┌──

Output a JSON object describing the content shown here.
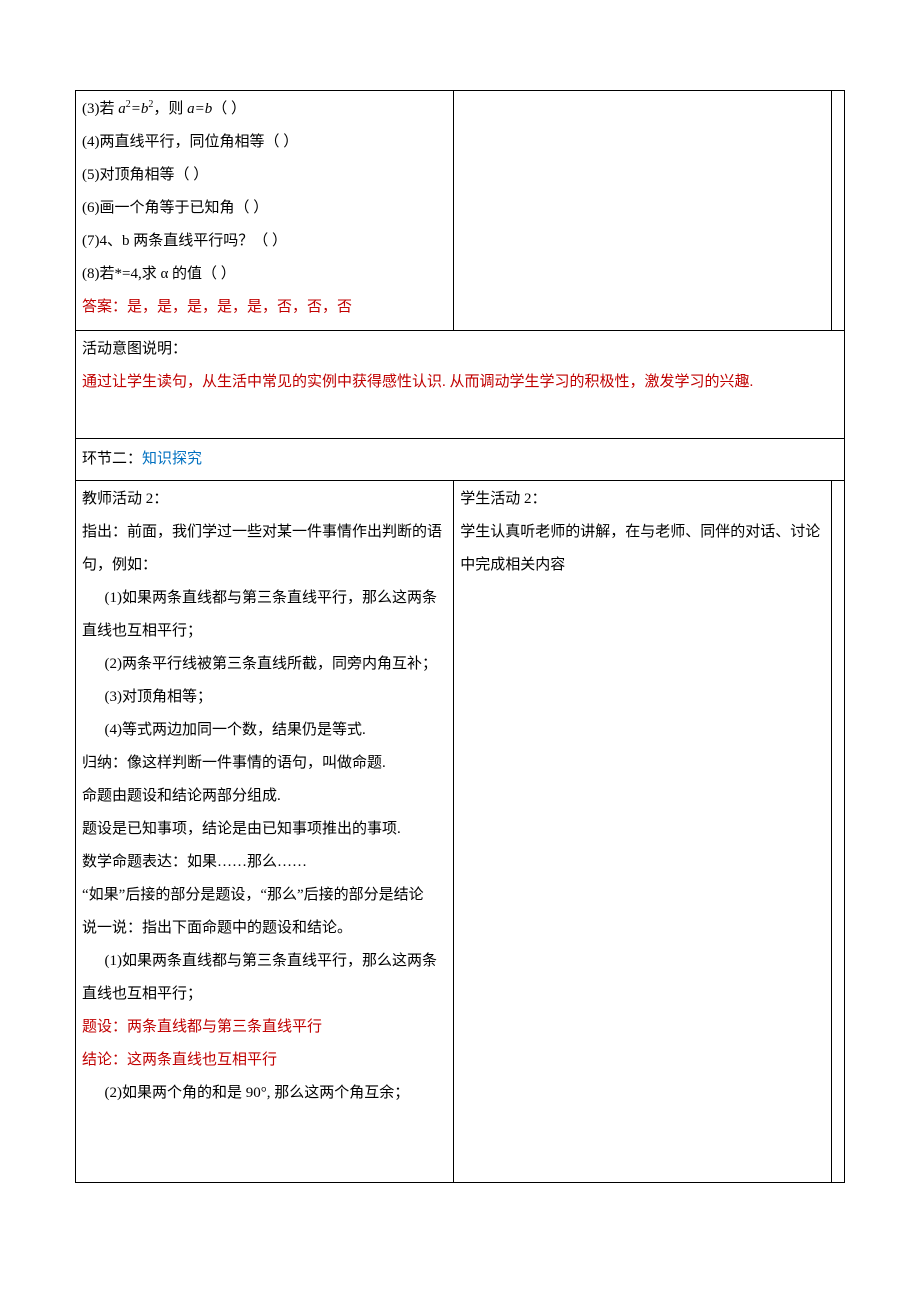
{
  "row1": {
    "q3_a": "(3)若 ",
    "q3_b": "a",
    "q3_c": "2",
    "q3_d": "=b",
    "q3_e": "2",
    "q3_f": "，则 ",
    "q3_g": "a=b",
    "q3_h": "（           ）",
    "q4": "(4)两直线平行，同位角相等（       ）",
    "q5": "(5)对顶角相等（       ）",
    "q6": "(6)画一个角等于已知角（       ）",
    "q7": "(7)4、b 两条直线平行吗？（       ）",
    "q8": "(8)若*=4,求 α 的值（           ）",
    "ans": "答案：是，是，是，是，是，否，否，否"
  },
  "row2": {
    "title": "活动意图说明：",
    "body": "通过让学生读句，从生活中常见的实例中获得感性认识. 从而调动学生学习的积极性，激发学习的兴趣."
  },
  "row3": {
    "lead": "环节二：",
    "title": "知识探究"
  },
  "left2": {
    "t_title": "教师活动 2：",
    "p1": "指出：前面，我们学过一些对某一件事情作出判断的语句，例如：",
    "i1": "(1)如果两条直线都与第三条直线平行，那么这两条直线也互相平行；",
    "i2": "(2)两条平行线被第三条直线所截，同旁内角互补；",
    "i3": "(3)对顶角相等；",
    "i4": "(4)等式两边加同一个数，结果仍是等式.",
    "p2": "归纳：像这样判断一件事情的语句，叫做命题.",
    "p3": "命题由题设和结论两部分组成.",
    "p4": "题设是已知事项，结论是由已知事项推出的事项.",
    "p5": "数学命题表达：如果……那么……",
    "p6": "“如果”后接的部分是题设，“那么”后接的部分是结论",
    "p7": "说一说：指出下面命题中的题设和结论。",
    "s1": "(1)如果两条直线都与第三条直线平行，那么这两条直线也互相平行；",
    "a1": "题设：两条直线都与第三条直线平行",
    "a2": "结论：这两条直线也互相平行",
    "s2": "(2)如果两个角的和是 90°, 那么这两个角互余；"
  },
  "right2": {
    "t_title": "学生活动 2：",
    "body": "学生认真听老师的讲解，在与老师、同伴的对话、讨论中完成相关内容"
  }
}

└──
┌──

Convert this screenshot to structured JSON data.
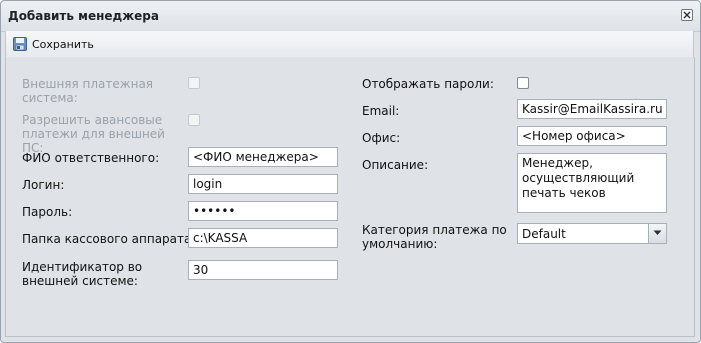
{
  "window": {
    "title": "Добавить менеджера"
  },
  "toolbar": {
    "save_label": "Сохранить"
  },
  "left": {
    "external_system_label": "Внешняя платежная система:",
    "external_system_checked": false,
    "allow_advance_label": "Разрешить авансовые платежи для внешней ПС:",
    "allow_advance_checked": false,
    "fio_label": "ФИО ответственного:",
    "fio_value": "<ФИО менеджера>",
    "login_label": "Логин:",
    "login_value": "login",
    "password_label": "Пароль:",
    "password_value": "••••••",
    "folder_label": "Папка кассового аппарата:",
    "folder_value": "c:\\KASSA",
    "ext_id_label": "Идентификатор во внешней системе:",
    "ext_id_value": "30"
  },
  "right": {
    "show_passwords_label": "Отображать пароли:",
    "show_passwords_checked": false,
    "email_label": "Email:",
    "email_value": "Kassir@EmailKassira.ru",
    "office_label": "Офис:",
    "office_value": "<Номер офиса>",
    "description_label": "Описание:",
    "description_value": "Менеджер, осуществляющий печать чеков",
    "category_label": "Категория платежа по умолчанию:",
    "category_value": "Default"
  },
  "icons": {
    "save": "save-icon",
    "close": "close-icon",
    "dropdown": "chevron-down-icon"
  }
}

└──
┌──

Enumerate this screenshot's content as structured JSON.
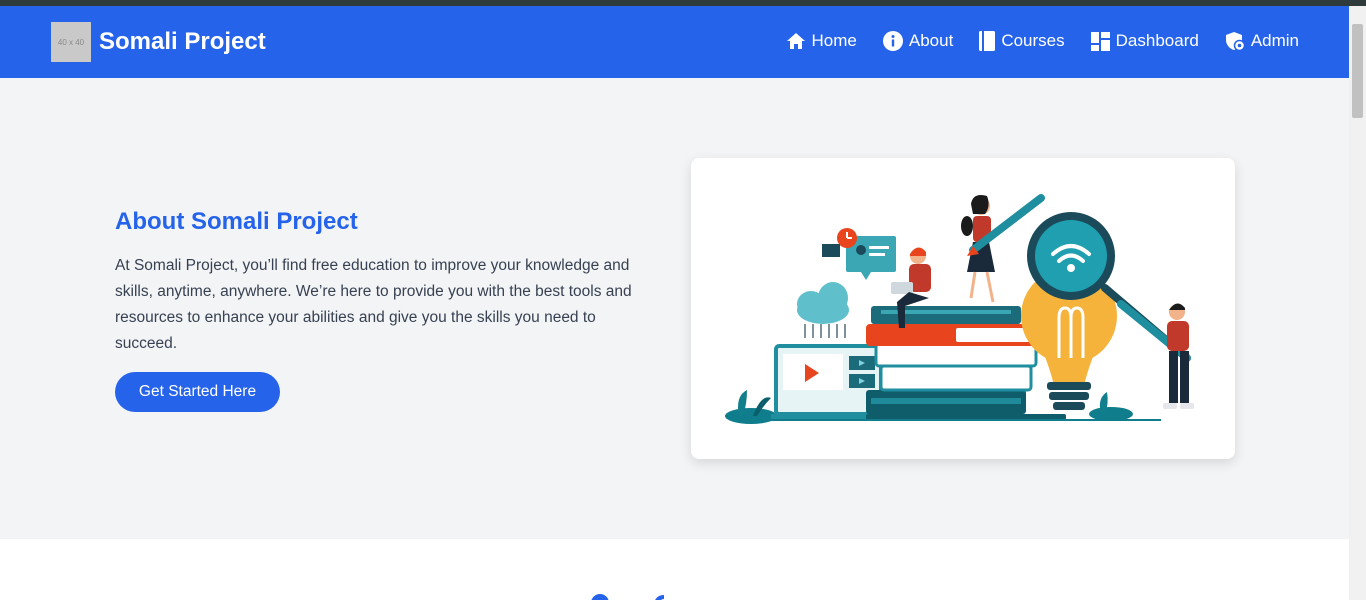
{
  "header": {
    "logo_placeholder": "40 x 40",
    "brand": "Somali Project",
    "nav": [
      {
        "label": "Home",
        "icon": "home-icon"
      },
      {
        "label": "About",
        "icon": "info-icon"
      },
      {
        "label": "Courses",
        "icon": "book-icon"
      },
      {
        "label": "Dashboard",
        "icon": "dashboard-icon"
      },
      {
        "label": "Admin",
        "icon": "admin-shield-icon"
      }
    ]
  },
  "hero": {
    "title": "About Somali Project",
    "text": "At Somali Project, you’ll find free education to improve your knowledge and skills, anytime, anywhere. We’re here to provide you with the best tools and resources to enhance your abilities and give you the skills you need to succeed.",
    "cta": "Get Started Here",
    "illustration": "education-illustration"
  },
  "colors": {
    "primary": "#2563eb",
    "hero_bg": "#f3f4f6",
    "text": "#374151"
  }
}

└──

## [Job]
Copy out every line where the word "content" occurs.

## [Response for this exercise]
Output a JSON object describing the content shown here.
Enumerate this screenshot's content as structured JSON.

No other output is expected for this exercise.